[Excerpt to read Boundary: Start]
# Ninja Shrimp?



## fishy420 (Apr 14, 2013)

EDIT:I added some better pictures here for easy of viewing but the url has many more! 

So this is my first time posting here, go me! Anyways the reason for this is to get the great minds on this forum to help me identify my new little friends. I attached a few pictures so let me hear what you think. 

Thanks for the help and i hope you're up to the challenge!

Also, I hope this is in the right place


----------



## bettaforu (Sep 6, 2009)

Sunkist shrimp...aka Caridina Lanceolata previously called Propinqua

They are very nice shrimps, larger than most...look like an orange/brownish version of Ghost shrimps with the hump in the back.

They need brackish water to hatch larvae into baby shrimplets, so you will not be able to breed them. I have kept these too, females tend to go brownish in color when ready to mate.


----------



## xriddler (Feb 16, 2012)

is it me or does the body of the shrimp look very opaque? sunkist are quite transparent my remaining three do not look like that at all, maybe its the flash?


----------



## fishy420 (Apr 14, 2013)

Ya to me it kinda look like its white on the inside with an orange/black pattern on them. Very interesting indeed. Maybe you could post a few pictures of your sunkist if you are able to.


----------



## xriddler (Feb 16, 2012)

im too lazy to upload at the moment but google sunkist shrimp and you'll see it. I talked to Mrbako yesterday had a nice chat with him and he thought me some things i never knew what was. Your shrimp has muscle necrosis as its muscles turn opaque white. most of the time deadly but it can recover if under less stressful environment, good water etc.


----------



## fishy420 (Apr 14, 2013)

I really hope you aren't right (I mean no offense ). Only reason I say that is because I got 3 of these little bugger and they all look the same.

Going back to the ninja shrimp idea, these guys are really challenging to find, and i did notice one this morning that was gray with a blue shade on its head area... weird indeed!
[Excerpt to read Boundary: End]
- _Work order 1_
In the shrimp thread, why won't the poster be able to breed sunkist shrimp?
- _Work order 2_
Extend the shrimp thread past its final post.
The listing has no connection to the shrimp thread.
[Provided records Boundary: Start]
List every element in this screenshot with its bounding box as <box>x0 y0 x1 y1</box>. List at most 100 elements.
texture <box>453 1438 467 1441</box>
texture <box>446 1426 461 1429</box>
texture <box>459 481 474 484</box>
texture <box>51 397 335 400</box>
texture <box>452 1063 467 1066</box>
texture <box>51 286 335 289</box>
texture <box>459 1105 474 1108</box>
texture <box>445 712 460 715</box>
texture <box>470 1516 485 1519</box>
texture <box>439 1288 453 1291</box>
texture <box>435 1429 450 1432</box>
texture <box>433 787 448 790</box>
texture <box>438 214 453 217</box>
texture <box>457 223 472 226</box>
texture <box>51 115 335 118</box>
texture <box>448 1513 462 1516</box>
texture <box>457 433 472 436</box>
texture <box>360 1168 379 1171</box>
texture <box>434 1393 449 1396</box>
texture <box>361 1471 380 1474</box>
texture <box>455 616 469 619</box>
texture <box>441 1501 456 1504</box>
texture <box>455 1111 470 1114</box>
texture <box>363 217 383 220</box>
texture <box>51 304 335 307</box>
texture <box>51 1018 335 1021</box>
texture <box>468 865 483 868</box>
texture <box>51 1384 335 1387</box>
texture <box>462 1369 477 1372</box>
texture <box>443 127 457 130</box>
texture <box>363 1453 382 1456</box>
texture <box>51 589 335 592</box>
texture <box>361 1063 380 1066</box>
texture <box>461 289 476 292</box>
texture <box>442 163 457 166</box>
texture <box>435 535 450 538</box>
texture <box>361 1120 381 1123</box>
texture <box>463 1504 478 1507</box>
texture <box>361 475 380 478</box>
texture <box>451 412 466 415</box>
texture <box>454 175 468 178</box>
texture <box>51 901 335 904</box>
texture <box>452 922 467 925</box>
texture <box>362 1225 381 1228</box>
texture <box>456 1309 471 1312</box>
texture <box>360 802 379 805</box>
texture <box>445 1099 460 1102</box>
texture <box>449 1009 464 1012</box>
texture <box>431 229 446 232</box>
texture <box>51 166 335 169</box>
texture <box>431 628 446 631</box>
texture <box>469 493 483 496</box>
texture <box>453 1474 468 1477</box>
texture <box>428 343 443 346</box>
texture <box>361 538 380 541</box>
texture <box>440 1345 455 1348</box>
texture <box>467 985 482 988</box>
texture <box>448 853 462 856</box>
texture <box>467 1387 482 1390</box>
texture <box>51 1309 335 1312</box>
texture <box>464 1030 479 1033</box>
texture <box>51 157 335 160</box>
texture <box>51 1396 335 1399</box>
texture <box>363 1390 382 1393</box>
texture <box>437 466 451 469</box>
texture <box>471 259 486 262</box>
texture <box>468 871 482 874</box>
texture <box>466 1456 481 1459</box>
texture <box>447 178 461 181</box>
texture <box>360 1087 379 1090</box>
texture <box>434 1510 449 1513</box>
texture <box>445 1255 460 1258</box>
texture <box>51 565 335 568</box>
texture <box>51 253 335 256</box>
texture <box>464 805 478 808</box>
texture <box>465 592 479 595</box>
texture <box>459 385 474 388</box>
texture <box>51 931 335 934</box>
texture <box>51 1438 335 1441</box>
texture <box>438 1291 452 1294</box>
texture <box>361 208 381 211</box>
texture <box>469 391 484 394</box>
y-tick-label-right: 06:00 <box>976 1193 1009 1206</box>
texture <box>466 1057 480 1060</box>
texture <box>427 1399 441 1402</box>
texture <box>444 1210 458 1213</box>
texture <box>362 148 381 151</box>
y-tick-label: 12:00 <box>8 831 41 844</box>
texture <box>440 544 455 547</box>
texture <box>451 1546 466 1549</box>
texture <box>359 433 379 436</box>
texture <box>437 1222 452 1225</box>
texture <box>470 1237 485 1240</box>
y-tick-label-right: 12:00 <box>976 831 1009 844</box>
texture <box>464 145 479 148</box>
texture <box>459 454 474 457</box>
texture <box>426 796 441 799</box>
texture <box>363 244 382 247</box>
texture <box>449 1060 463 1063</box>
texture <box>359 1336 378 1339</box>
[Provided records Boundary: End]
- _Exercise answer 1_
They need brackish water to hatch larvae into baby shrimplets.

- _Exercise answer 2_
----------



## xriddler (Feb 16, 2012)

is it possible to get a better picture of the shrimp? it really is too dark.


----------



## fishy420 (Apr 14, 2013)

Ok... Sorry i took so long to reply but I was trying to get as many good pictures as i could. There are two sets, one is with the flash on and one with without. About 20 pics in each set.

http://www.flickr.com/photos/[email protected]/sets/

Hope this works!!

And a thousand thank you's for all of your help and time!

Much love!


----------



## xriddler (Feb 16, 2012)

truth is i don't know what shrimp they are. second i really think thats muscle necrosis and third i hope i'm wrong about the second but goodluck with the first and hopes someone can ID it. Doesnt look like sunkist, colour is off its too dark at the head. did you google what a sunkist shrimp looks like? it only takes 5 secs to google


----------



## fishy420 (Apr 14, 2013)

lol i did and the reason i don't think its a sunkist is because the sunkist look transparent with the orange coloring on the "shell". Its kinda fun having an unknown... as long as it doesnt need anything special i dont no about


----------



## fishy420 (Apr 14, 2013)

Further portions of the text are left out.